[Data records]
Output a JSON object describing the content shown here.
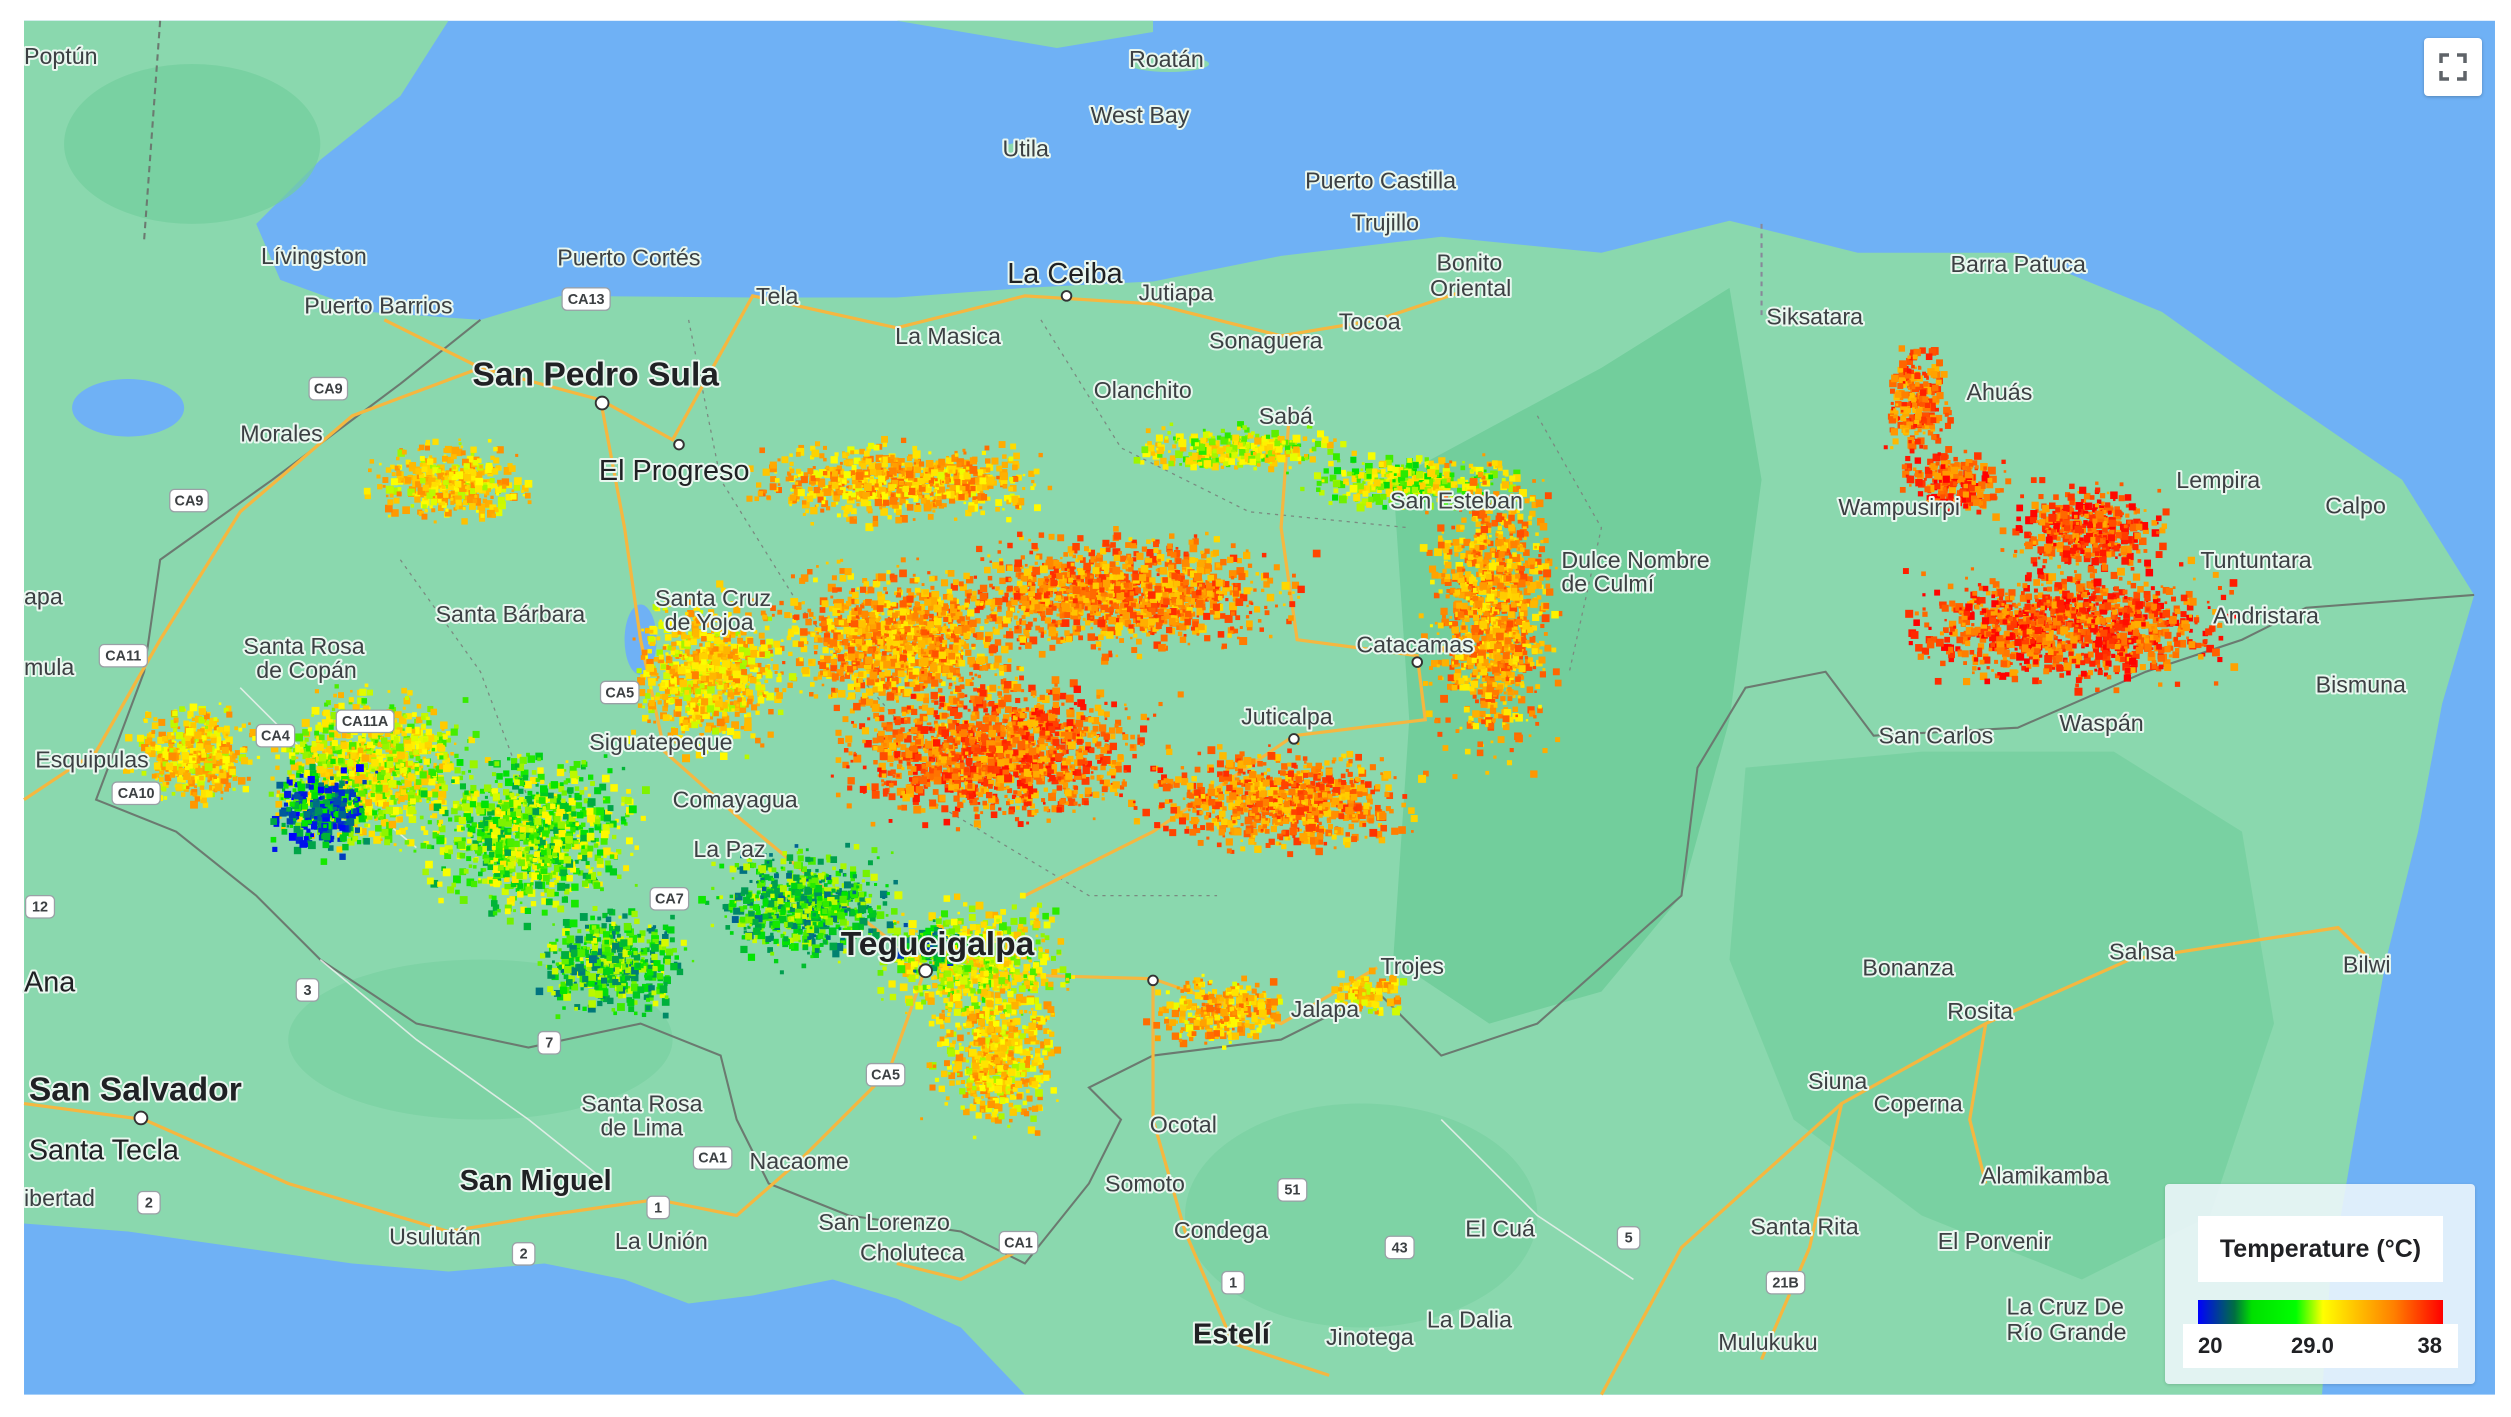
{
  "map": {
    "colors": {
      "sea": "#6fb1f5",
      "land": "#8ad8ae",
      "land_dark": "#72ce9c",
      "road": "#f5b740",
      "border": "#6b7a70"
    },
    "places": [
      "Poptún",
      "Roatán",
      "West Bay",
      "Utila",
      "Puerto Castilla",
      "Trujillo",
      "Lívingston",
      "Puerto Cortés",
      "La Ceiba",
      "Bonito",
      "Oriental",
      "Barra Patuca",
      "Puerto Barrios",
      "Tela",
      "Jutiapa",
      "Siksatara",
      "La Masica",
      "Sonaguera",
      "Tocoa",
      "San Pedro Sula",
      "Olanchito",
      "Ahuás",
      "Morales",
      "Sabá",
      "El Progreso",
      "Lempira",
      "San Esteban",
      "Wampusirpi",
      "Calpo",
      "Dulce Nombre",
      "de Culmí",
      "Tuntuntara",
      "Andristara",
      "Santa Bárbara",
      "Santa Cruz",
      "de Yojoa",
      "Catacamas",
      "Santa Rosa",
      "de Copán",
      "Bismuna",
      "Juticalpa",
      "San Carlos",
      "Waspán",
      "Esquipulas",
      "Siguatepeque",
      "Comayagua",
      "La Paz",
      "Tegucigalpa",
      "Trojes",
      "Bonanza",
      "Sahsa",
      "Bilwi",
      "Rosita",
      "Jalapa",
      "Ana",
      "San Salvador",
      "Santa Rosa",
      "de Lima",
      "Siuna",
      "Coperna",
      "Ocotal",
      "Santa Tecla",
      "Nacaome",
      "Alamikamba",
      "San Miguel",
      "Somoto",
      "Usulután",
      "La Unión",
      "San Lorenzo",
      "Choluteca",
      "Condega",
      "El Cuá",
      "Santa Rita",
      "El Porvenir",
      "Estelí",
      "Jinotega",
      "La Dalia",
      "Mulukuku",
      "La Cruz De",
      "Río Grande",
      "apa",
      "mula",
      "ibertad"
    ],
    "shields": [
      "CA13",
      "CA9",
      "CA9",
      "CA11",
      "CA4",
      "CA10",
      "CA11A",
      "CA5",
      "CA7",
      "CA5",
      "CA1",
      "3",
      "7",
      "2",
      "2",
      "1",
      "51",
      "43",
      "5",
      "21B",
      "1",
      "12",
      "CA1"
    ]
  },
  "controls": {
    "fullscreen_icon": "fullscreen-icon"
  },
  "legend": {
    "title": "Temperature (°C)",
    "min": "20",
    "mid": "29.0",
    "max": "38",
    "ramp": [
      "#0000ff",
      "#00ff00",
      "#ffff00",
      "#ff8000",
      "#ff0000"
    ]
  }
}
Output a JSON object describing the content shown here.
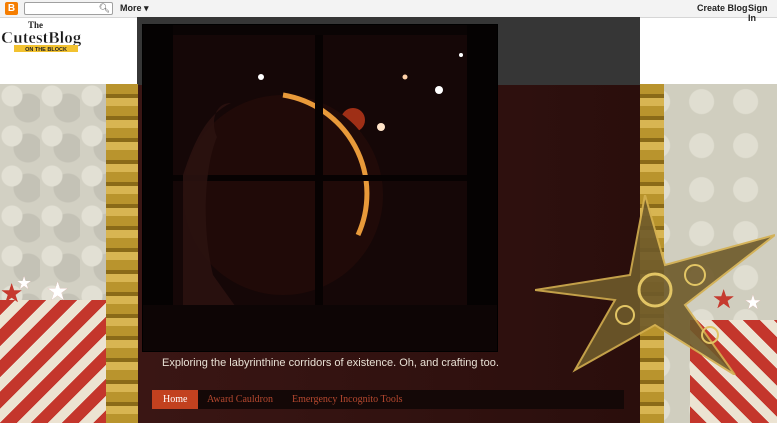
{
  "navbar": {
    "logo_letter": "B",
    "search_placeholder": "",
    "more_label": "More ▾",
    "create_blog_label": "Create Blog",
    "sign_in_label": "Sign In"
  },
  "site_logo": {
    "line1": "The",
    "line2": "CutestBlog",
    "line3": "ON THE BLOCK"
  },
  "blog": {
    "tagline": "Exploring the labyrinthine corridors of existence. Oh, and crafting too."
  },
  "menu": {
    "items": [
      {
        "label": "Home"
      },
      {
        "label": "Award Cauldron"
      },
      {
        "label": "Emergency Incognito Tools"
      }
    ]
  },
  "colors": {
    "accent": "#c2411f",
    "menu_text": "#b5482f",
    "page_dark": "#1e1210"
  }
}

WHAT TO DO. Reproduce each entry precisely. Leave the pictures out.

FINISHED ANSWER.
Output a JSON object describing the content shown here.
{
  "map": {
    "colors": {
      "sea": "#6fb1f5",
      "land": "#8ad8ae",
      "land_dark": "#72ce9c",
      "road": "#f5b740",
      "border": "#6b7a70"
    },
    "places": [
      "Poptún",
      "Roatán",
      "West Bay",
      "Utila",
      "Puerto Castilla",
      "Trujillo",
      "Lívingston",
      "Puerto Cortés",
      "La Ceiba",
      "Bonito",
      "Oriental",
      "Barra Patuca",
      "Puerto Barrios",
      "Tela",
      "Jutiapa",
      "Siksatara",
      "La Masica",
      "Sonaguera",
      "Tocoa",
      "San Pedro Sula",
      "Olanchito",
      "Ahuás",
      "Morales",
      "Sabá",
      "El Progreso",
      "Lempira",
      "San Esteban",
      "Wampusirpi",
      "Calpo",
      "Dulce Nombre",
      "de Culmí",
      "Tuntuntara",
      "Andristara",
      "Santa Bárbara",
      "Santa Cruz",
      "de Yojoa",
      "Catacamas",
      "Santa Rosa",
      "de Copán",
      "Bismuna",
      "Juticalpa",
      "San Carlos",
      "Waspán",
      "Esquipulas",
      "Siguatepeque",
      "Comayagua",
      "La Paz",
      "Tegucigalpa",
      "Trojes",
      "Bonanza",
      "Sahsa",
      "Bilwi",
      "Rosita",
      "Jalapa",
      "Ana",
      "San Salvador",
      "Santa Rosa",
      "de Lima",
      "Siuna",
      "Coperna",
      "Ocotal",
      "Santa Tecla",
      "Nacaome",
      "Alamikamba",
      "San Miguel",
      "Somoto",
      "Usulután",
      "La Unión",
      "San Lorenzo",
      "Choluteca",
      "Condega",
      "El Cuá",
      "Santa Rita",
      "El Porvenir",
      "Estelí",
      "Jinotega",
      "La Dalia",
      "Mulukuku",
      "La Cruz De",
      "Río Grande",
      "apa",
      "mula",
      "ibertad"
    ],
    "shields": [
      "CA13",
      "CA9",
      "CA9",
      "CA11",
      "CA4",
      "CA10",
      "CA11A",
      "CA5",
      "CA7",
      "CA5",
      "CA1",
      "3",
      "7",
      "2",
      "2",
      "1",
      "51",
      "43",
      "5",
      "21B",
      "1",
      "12",
      "CA1"
    ]
  },
  "controls": {
    "fullscreen_icon": "fullscreen-icon"
  },
  "legend": {
    "title": "Temperature (°C)",
    "min": "20",
    "mid": "29.0",
    "max": "38",
    "ramp": [
      "#0000ff",
      "#00ff00",
      "#ffff00",
      "#ff8000",
      "#ff0000"
    ]
  }
}
Output a JSON object describing the content shown here.
{
  "navbar": {
    "logo_letter": "B",
    "search_placeholder": "",
    "more_label": "More ▾",
    "create_blog_label": "Create Blog",
    "sign_in_label": "Sign In"
  },
  "site_logo": {
    "line1": "The",
    "line2": "CutestBlog",
    "line3": "ON THE BLOCK"
  },
  "blog": {
    "tagline": "Exploring the labyrinthine corridors of existence. Oh, and crafting too."
  },
  "menu": {
    "items": [
      {
        "label": "Home"
      },
      {
        "label": "Award Cauldron"
      },
      {
        "label": "Emergency Incognito Tools"
      }
    ]
  },
  "colors": {
    "accent": "#c2411f",
    "menu_text": "#b5482f",
    "page_dark": "#1e1210"
  }
}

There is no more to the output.